--- begin ---

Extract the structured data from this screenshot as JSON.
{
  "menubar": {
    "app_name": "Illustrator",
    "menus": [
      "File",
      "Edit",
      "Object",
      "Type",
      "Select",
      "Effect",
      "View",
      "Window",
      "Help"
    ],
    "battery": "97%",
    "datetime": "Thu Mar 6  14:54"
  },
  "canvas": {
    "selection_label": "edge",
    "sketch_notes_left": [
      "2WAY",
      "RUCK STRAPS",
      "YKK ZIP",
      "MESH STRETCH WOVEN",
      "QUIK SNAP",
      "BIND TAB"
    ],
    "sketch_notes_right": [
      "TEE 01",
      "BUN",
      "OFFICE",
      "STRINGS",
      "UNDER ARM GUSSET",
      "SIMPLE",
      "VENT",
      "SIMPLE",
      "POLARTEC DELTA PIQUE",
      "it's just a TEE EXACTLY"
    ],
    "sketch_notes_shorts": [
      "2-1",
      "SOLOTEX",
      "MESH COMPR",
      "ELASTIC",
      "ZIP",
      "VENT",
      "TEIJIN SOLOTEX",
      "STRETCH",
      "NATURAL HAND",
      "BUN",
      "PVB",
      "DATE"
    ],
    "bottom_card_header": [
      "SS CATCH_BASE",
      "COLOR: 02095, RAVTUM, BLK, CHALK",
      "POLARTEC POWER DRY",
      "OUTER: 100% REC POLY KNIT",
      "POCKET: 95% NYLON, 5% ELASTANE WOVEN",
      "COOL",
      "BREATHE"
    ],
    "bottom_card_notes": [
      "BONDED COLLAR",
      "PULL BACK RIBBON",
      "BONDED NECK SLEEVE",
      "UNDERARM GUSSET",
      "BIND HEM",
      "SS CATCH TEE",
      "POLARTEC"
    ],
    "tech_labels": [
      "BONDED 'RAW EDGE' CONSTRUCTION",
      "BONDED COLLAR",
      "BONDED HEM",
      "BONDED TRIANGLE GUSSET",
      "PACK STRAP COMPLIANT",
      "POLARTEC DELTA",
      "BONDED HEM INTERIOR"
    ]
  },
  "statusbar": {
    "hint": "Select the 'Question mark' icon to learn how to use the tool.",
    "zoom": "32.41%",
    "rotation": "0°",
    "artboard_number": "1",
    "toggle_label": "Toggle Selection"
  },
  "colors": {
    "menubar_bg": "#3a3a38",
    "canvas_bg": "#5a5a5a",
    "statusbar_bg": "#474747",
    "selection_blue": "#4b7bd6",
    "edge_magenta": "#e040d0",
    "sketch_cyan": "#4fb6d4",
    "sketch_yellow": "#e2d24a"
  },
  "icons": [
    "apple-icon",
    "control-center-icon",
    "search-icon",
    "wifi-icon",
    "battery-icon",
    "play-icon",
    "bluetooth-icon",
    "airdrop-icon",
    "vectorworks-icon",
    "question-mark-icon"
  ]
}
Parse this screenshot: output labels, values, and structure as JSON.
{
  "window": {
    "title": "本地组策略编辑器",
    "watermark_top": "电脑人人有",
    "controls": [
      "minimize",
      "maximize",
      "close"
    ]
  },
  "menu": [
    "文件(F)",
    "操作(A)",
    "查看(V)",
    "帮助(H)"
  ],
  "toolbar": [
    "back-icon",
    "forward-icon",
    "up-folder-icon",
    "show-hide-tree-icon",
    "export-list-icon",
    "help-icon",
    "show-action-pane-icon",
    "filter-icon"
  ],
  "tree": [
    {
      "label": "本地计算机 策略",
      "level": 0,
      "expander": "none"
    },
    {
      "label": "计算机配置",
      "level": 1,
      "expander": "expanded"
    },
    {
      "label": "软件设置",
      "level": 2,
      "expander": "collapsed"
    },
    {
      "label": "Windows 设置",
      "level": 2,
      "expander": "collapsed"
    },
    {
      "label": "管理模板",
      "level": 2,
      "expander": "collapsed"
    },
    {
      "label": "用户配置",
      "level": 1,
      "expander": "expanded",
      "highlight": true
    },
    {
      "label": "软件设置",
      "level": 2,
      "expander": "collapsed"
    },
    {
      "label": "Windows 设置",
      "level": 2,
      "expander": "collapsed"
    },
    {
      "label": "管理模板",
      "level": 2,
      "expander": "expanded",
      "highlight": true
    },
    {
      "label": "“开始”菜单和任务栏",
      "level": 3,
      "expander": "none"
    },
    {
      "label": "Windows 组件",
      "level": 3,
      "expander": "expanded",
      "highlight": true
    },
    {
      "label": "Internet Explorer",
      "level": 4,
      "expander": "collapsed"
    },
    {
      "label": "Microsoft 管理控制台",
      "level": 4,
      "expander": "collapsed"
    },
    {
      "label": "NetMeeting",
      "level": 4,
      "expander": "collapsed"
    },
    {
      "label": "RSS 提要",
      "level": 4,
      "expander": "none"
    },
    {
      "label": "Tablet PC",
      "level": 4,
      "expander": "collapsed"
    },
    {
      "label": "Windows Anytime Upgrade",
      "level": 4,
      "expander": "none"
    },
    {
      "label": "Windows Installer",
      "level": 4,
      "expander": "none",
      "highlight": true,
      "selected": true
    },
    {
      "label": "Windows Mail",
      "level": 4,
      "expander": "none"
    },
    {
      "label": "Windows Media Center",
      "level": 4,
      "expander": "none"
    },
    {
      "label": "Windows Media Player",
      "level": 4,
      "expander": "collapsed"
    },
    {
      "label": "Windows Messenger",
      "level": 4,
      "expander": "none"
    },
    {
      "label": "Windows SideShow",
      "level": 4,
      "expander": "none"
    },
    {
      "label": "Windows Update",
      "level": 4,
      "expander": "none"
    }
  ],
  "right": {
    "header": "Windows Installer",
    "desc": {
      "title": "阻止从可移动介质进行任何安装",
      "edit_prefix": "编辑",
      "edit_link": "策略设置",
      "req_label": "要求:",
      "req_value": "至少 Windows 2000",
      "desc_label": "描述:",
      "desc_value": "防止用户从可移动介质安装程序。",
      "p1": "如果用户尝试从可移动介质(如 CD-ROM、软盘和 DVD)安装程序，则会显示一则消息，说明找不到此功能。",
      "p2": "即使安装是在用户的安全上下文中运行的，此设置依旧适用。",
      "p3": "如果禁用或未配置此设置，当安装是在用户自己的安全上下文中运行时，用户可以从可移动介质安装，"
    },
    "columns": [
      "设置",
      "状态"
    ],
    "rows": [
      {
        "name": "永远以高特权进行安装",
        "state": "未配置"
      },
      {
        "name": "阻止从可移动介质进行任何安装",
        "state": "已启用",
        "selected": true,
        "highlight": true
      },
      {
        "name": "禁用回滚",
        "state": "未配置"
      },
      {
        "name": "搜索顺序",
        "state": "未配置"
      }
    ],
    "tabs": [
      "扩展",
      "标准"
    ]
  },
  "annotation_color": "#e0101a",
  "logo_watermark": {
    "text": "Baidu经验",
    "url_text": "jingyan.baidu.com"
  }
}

--- end ---

> Work to do: Copy each line from the data above that includes "this".

> Final answer:
Extract the structured data from this screenshot as JSON.
Parse this screenshot: output labels, values, and structure as JSON.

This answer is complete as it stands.